■ **What to produce**: Return the material exactly as supplied, apart from the pictures, which are omitted.
>> start
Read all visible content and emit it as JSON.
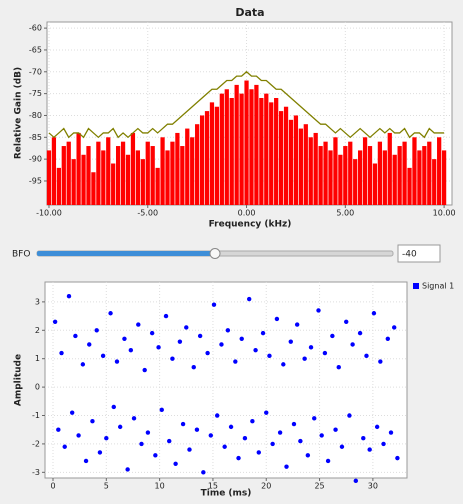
{
  "chart_data": [
    {
      "type": "line",
      "title": "Data",
      "x_label": "Frequency (kHz)",
      "y_label": "Relative Gain (dB)",
      "x": [
        -10,
        -9.75,
        -9.5,
        -9.25,
        -9,
        -8.75,
        -8.5,
        -8.25,
        -8,
        -7.75,
        -7.5,
        -7.25,
        -7,
        -6.75,
        -6.5,
        -6.25,
        -6,
        -5.75,
        -5.5,
        -5.25,
        -5,
        -4.75,
        -4.5,
        -4.25,
        -4,
        -3.75,
        -3.5,
        -3.25,
        -3,
        -2.75,
        -2.5,
        -2.25,
        -2,
        -1.75,
        -1.5,
        -1.25,
        -1,
        -0.75,
        -0.5,
        -0.25,
        0,
        0.25,
        0.5,
        0.75,
        1,
        1.25,
        1.5,
        1.75,
        2,
        2.25,
        2.5,
        2.75,
        3,
        3.25,
        3.5,
        3.75,
        4,
        4.25,
        4.5,
        4.75,
        5,
        5.25,
        5.5,
        5.75,
        6,
        6.25,
        6.5,
        6.75,
        7,
        7.25,
        7.5,
        7.75,
        8,
        8.25,
        8.5,
        8.75,
        9,
        9.25,
        9.5,
        9.75,
        10
      ],
      "series": [
        {
          "type": "bar",
          "color": "#ff0000",
          "values": [
            -88,
            -85,
            -92,
            -87,
            -86,
            -90,
            -84,
            -89,
            -87,
            -93,
            -86,
            -88,
            -85,
            -91,
            -87,
            -86,
            -89,
            -84,
            -88,
            -90,
            -86,
            -87,
            -92,
            -85,
            -88,
            -86,
            -84,
            -87,
            -83,
            -85,
            -82,
            -80,
            -79,
            -77,
            -78,
            -75,
            -74,
            -76,
            -73,
            -75,
            -72,
            -74,
            -73,
            -76,
            -75,
            -77,
            -76,
            -79,
            -78,
            -81,
            -80,
            -83,
            -82,
            -85,
            -84,
            -87,
            -86,
            -88,
            -85,
            -89,
            -87,
            -86,
            -90,
            -88,
            -85,
            -87,
            -91,
            -86,
            -88,
            -84,
            -89,
            -87,
            -86,
            -92,
            -85,
            -88,
            -87,
            -86,
            -90,
            -85,
            -88
          ]
        },
        {
          "type": "line",
          "color": "#808000",
          "values": [
            -84,
            -85,
            -84,
            -83,
            -85,
            -84,
            -84,
            -85,
            -83,
            -84,
            -85,
            -84,
            -84,
            -83,
            -85,
            -84,
            -85,
            -84,
            -83,
            -84,
            -84,
            -83,
            -84,
            -83,
            -82,
            -82,
            -81,
            -80,
            -79,
            -78,
            -77,
            -76,
            -75,
            -74,
            -74,
            -73,
            -72,
            -72,
            -71,
            -71,
            -70,
            -71,
            -71,
            -72,
            -72,
            -73,
            -74,
            -74,
            -75,
            -76,
            -77,
            -78,
            -79,
            -80,
            -81,
            -82,
            -82,
            -83,
            -84,
            -83,
            -84,
            -85,
            -84,
            -83,
            -84,
            -85,
            -84,
            -83,
            -84,
            -83,
            -84,
            -84,
            -83,
            -85,
            -84,
            -84,
            -85,
            -83,
            -84,
            -84,
            -84
          ]
        }
      ],
      "xlim": [
        -10.1,
        10.4
      ],
      "ylim": [
        -100.5,
        -58.6
      ],
      "xticks": [
        {
          "value": -10,
          "label": "-10.00"
        },
        {
          "value": -5,
          "label": "-5.00"
        },
        {
          "value": 0,
          "label": "0.00"
        },
        {
          "value": 5,
          "label": "5.00"
        },
        {
          "value": 10,
          "label": "10.00"
        }
      ],
      "yticks": [
        -60,
        -65,
        -70,
        -75,
        -80,
        -85,
        -90,
        -95
      ],
      "grid": true
    },
    {
      "type": "scatter",
      "x_label": "Time (ms)",
      "y_label": "Amplitude",
      "legend": "right",
      "x": [
        0.2,
        0.5,
        0.8,
        1.1,
        1.5,
        1.8,
        2.1,
        2.4,
        2.8,
        3.1,
        3.4,
        3.7,
        4.1,
        4.4,
        4.7,
        5.0,
        5.4,
        5.7,
        6.0,
        6.3,
        6.7,
        7.0,
        7.3,
        7.6,
        8.0,
        8.3,
        8.6,
        8.9,
        9.3,
        9.6,
        9.9,
        10.2,
        10.6,
        10.9,
        11.2,
        11.5,
        11.9,
        12.2,
        12.5,
        12.8,
        13.2,
        13.5,
        13.8,
        14.1,
        14.5,
        14.8,
        15.1,
        15.4,
        15.8,
        16.1,
        16.4,
        16.7,
        17.1,
        17.4,
        17.7,
        18.0,
        18.4,
        18.7,
        19.0,
        19.3,
        19.7,
        20.0,
        20.3,
        20.6,
        21.0,
        21.3,
        21.6,
        21.9,
        22.3,
        22.6,
        22.9,
        23.2,
        23.6,
        23.9,
        24.2,
        24.5,
        24.9,
        25.2,
        25.5,
        25.8,
        26.2,
        26.5,
        26.8,
        27.1,
        27.5,
        27.8,
        28.1,
        28.4,
        28.8,
        29.1,
        29.4,
        29.7,
        30.1,
        30.4,
        30.7,
        31.0,
        31.4,
        31.7,
        32.0,
        32.3
      ],
      "series": [
        {
          "name": "Signal 1",
          "color": "#0000ff",
          "values": [
            2.3,
            -1.5,
            1.2,
            -2.1,
            3.2,
            -0.9,
            1.8,
            -1.7,
            0.8,
            -2.6,
            1.5,
            -1.2,
            2.0,
            -2.3,
            1.1,
            -1.8,
            2.6,
            -0.7,
            0.9,
            -1.4,
            1.7,
            -2.9,
            1.3,
            -1.1,
            2.2,
            -2.0,
            0.6,
            -1.6,
            1.9,
            -2.4,
            1.4,
            -0.8,
            2.5,
            -1.9,
            1.0,
            -2.7,
            1.6,
            -1.3,
            2.1,
            -2.2,
            0.7,
            -1.5,
            1.8,
            -3.0,
            1.2,
            -1.7,
            2.9,
            -1.0,
            1.5,
            -2.1,
            2.0,
            -1.4,
            0.9,
            -2.5,
            1.7,
            -1.8,
            3.1,
            -1.2,
            1.3,
            -2.3,
            1.9,
            -0.9,
            1.1,
            -2.0,
            2.4,
            -1.6,
            0.8,
            -2.8,
            1.6,
            -1.3,
            2.2,
            -1.9,
            1.0,
            -2.4,
            1.4,
            -1.1,
            2.7,
            -1.7,
            1.2,
            -2.6,
            1.8,
            -1.5,
            0.7,
            -2.1,
            2.3,
            -1.0,
            1.5,
            -3.3,
            1.9,
            -1.8,
            1.1,
            -2.2,
            2.6,
            -1.4,
            0.9,
            -2.0,
            1.7,
            -1.6,
            2.1,
            -2.5
          ]
        }
      ],
      "xlim": [
        -0.75,
        33.2
      ],
      "ylim": [
        -3.2,
        3.7
      ],
      "xticks": [
        0,
        5,
        10,
        15,
        20,
        25,
        30
      ],
      "yticks": [
        -3,
        -2,
        -1,
        0,
        1,
        2,
        3
      ],
      "grid": true
    }
  ],
  "bfo": {
    "label": "BFO",
    "value": -40
  }
}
>> end
■ **Task output**:
Read all visible content and emit it as JSON.
{
  "chart_data": [
    {
      "type": "line",
      "title": "Data",
      "x_label": "Frequency (kHz)",
      "y_label": "Relative Gain (dB)",
      "x": [
        -10,
        -9.75,
        -9.5,
        -9.25,
        -9,
        -8.75,
        -8.5,
        -8.25,
        -8,
        -7.75,
        -7.5,
        -7.25,
        -7,
        -6.75,
        -6.5,
        -6.25,
        -6,
        -5.75,
        -5.5,
        -5.25,
        -5,
        -4.75,
        -4.5,
        -4.25,
        -4,
        -3.75,
        -3.5,
        -3.25,
        -3,
        -2.75,
        -2.5,
        -2.25,
        -2,
        -1.75,
        -1.5,
        -1.25,
        -1,
        -0.75,
        -0.5,
        -0.25,
        0,
        0.25,
        0.5,
        0.75,
        1,
        1.25,
        1.5,
        1.75,
        2,
        2.25,
        2.5,
        2.75,
        3,
        3.25,
        3.5,
        3.75,
        4,
        4.25,
        4.5,
        4.75,
        5,
        5.25,
        5.5,
        5.75,
        6,
        6.25,
        6.5,
        6.75,
        7,
        7.25,
        7.5,
        7.75,
        8,
        8.25,
        8.5,
        8.75,
        9,
        9.25,
        9.5,
        9.75,
        10
      ],
      "series": [
        {
          "type": "bar",
          "color": "#ff0000",
          "values": [
            -88,
            -85,
            -92,
            -87,
            -86,
            -90,
            -84,
            -89,
            -87,
            -93,
            -86,
            -88,
            -85,
            -91,
            -87,
            -86,
            -89,
            -84,
            -88,
            -90,
            -86,
            -87,
            -92,
            -85,
            -88,
            -86,
            -84,
            -87,
            -83,
            -85,
            -82,
            -80,
            -79,
            -77,
            -78,
            -75,
            -74,
            -76,
            -73,
            -75,
            -72,
            -74,
            -73,
            -76,
            -75,
            -77,
            -76,
            -79,
            -78,
            -81,
            -80,
            -83,
            -82,
            -85,
            -84,
            -87,
            -86,
            -88,
            -85,
            -89,
            -87,
            -86,
            -90,
            -88,
            -85,
            -87,
            -91,
            -86,
            -88,
            -84,
            -89,
            -87,
            -86,
            -92,
            -85,
            -88,
            -87,
            -86,
            -90,
            -85,
            -88
          ]
        },
        {
          "type": "line",
          "color": "#808000",
          "values": [
            -84,
            -85,
            -84,
            -83,
            -85,
            -84,
            -84,
            -85,
            -83,
            -84,
            -85,
            -84,
            -84,
            -83,
            -85,
            -84,
            -85,
            -84,
            -83,
            -84,
            -84,
            -83,
            -84,
            -83,
            -82,
            -82,
            -81,
            -80,
            -79,
            -78,
            -77,
            -76,
            -75,
            -74,
            -74,
            -73,
            -72,
            -72,
            -71,
            -71,
            -70,
            -71,
            -71,
            -72,
            -72,
            -73,
            -74,
            -74,
            -75,
            -76,
            -77,
            -78,
            -79,
            -80,
            -81,
            -82,
            -82,
            -83,
            -84,
            -83,
            -84,
            -85,
            -84,
            -83,
            -84,
            -85,
            -84,
            -83,
            -84,
            -83,
            -84,
            -84,
            -83,
            -85,
            -84,
            -84,
            -85,
            -83,
            -84,
            -84,
            -84
          ]
        }
      ],
      "xlim": [
        -10.1,
        10.4
      ],
      "ylim": [
        -100.5,
        -58.6
      ],
      "xticks": [
        {
          "value": -10,
          "label": "-10.00"
        },
        {
          "value": -5,
          "label": "-5.00"
        },
        {
          "value": 0,
          "label": "0.00"
        },
        {
          "value": 5,
          "label": "5.00"
        },
        {
          "value": 10,
          "label": "10.00"
        }
      ],
      "yticks": [
        -60,
        -65,
        -70,
        -75,
        -80,
        -85,
        -90,
        -95
      ],
      "grid": true
    },
    {
      "type": "scatter",
      "x_label": "Time (ms)",
      "y_label": "Amplitude",
      "legend": "right",
      "x": [
        0.2,
        0.5,
        0.8,
        1.1,
        1.5,
        1.8,
        2.1,
        2.4,
        2.8,
        3.1,
        3.4,
        3.7,
        4.1,
        4.4,
        4.7,
        5.0,
        5.4,
        5.7,
        6.0,
        6.3,
        6.7,
        7.0,
        7.3,
        7.6,
        8.0,
        8.3,
        8.6,
        8.9,
        9.3,
        9.6,
        9.9,
        10.2,
        10.6,
        10.9,
        11.2,
        11.5,
        11.9,
        12.2,
        12.5,
        12.8,
        13.2,
        13.5,
        13.8,
        14.1,
        14.5,
        14.8,
        15.1,
        15.4,
        15.8,
        16.1,
        16.4,
        16.7,
        17.1,
        17.4,
        17.7,
        18.0,
        18.4,
        18.7,
        19.0,
        19.3,
        19.7,
        20.0,
        20.3,
        20.6,
        21.0,
        21.3,
        21.6,
        21.9,
        22.3,
        22.6,
        22.9,
        23.2,
        23.6,
        23.9,
        24.2,
        24.5,
        24.9,
        25.2,
        25.5,
        25.8,
        26.2,
        26.5,
        26.8,
        27.1,
        27.5,
        27.8,
        28.1,
        28.4,
        28.8,
        29.1,
        29.4,
        29.7,
        30.1,
        30.4,
        30.7,
        31.0,
        31.4,
        31.7,
        32.0,
        32.3
      ],
      "series": [
        {
          "name": "Signal 1",
          "color": "#0000ff",
          "values": [
            2.3,
            -1.5,
            1.2,
            -2.1,
            3.2,
            -0.9,
            1.8,
            -1.7,
            0.8,
            -2.6,
            1.5,
            -1.2,
            2.0,
            -2.3,
            1.1,
            -1.8,
            2.6,
            -0.7,
            0.9,
            -1.4,
            1.7,
            -2.9,
            1.3,
            -1.1,
            2.2,
            -2.0,
            0.6,
            -1.6,
            1.9,
            -2.4,
            1.4,
            -0.8,
            2.5,
            -1.9,
            1.0,
            -2.7,
            1.6,
            -1.3,
            2.1,
            -2.2,
            0.7,
            -1.5,
            1.8,
            -3.0,
            1.2,
            -1.7,
            2.9,
            -1.0,
            1.5,
            -2.1,
            2.0,
            -1.4,
            0.9,
            -2.5,
            1.7,
            -1.8,
            3.1,
            -1.2,
            1.3,
            -2.3,
            1.9,
            -0.9,
            1.1,
            -2.0,
            2.4,
            -1.6,
            0.8,
            -2.8,
            1.6,
            -1.3,
            2.2,
            -1.9,
            1.0,
            -2.4,
            1.4,
            -1.1,
            2.7,
            -1.7,
            1.2,
            -2.6,
            1.8,
            -1.5,
            0.7,
            -2.1,
            2.3,
            -1.0,
            1.5,
            -3.3,
            1.9,
            -1.8,
            1.1,
            -2.2,
            2.6,
            -1.4,
            0.9,
            -2.0,
            1.7,
            -1.6,
            2.1,
            -2.5
          ]
        }
      ],
      "xlim": [
        -0.75,
        33.2
      ],
      "ylim": [
        -3.2,
        3.7
      ],
      "xticks": [
        0,
        5,
        10,
        15,
        20,
        25,
        30
      ],
      "yticks": [
        -3,
        -2,
        -1,
        0,
        1,
        2,
        3
      ],
      "grid": true
    }
  ],
  "bfo": {
    "label": "BFO",
    "value": -40
  }
}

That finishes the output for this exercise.